Supplied material:
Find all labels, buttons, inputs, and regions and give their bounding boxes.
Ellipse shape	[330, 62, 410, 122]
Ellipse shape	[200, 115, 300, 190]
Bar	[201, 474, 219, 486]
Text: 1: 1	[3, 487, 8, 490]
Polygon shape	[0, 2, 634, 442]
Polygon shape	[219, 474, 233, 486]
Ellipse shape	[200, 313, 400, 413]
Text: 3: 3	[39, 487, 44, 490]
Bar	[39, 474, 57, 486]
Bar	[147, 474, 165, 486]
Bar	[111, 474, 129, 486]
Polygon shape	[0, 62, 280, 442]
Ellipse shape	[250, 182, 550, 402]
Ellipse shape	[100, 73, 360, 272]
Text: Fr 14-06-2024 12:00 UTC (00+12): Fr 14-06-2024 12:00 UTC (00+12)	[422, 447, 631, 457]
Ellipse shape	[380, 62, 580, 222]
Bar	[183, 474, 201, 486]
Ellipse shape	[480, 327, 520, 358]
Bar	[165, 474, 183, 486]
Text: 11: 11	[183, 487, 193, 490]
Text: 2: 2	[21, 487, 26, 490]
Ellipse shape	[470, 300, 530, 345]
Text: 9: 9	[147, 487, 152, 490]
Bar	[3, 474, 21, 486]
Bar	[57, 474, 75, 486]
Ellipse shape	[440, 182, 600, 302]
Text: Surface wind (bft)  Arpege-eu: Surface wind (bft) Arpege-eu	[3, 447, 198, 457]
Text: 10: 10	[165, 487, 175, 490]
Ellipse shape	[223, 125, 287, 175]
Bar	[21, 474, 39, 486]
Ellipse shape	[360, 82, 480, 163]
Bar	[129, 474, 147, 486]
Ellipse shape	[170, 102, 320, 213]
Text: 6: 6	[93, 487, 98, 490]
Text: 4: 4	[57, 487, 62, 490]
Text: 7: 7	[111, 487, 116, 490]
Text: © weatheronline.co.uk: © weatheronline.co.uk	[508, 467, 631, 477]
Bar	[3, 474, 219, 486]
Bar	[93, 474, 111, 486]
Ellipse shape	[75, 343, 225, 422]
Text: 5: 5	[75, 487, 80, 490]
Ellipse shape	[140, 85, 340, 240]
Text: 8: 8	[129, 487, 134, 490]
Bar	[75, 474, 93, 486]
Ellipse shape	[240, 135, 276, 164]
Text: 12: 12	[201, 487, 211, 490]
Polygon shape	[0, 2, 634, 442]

Goal:
Switch each "Ellipse" to "Oval" in the part of the items that opens at their first line and closes with the line containing "474, 201, 486]". Leave everything else unchanged, and reproduce only those lines.

Exercise solution:
Find all labels, buttons, inputs, and regions and give their bounding boxes.
Oval shape	[330, 62, 410, 122]
Oval shape	[200, 115, 300, 190]
Bar	[201, 474, 219, 486]
Text: 1: 1	[3, 487, 8, 490]
Polygon shape	[0, 2, 634, 442]
Polygon shape	[219, 474, 233, 486]
Oval shape	[200, 313, 400, 413]
Text: 3: 3	[39, 487, 44, 490]
Bar	[39, 474, 57, 486]
Bar	[147, 474, 165, 486]
Bar	[111, 474, 129, 486]
Polygon shape	[0, 62, 280, 442]
Oval shape	[250, 182, 550, 402]
Oval shape	[100, 73, 360, 272]
Text: Fr 14-06-2024 12:00 UTC (00+12): Fr 14-06-2024 12:00 UTC (00+12)	[422, 447, 631, 457]
Oval shape	[380, 62, 580, 222]
Bar	[183, 474, 201, 486]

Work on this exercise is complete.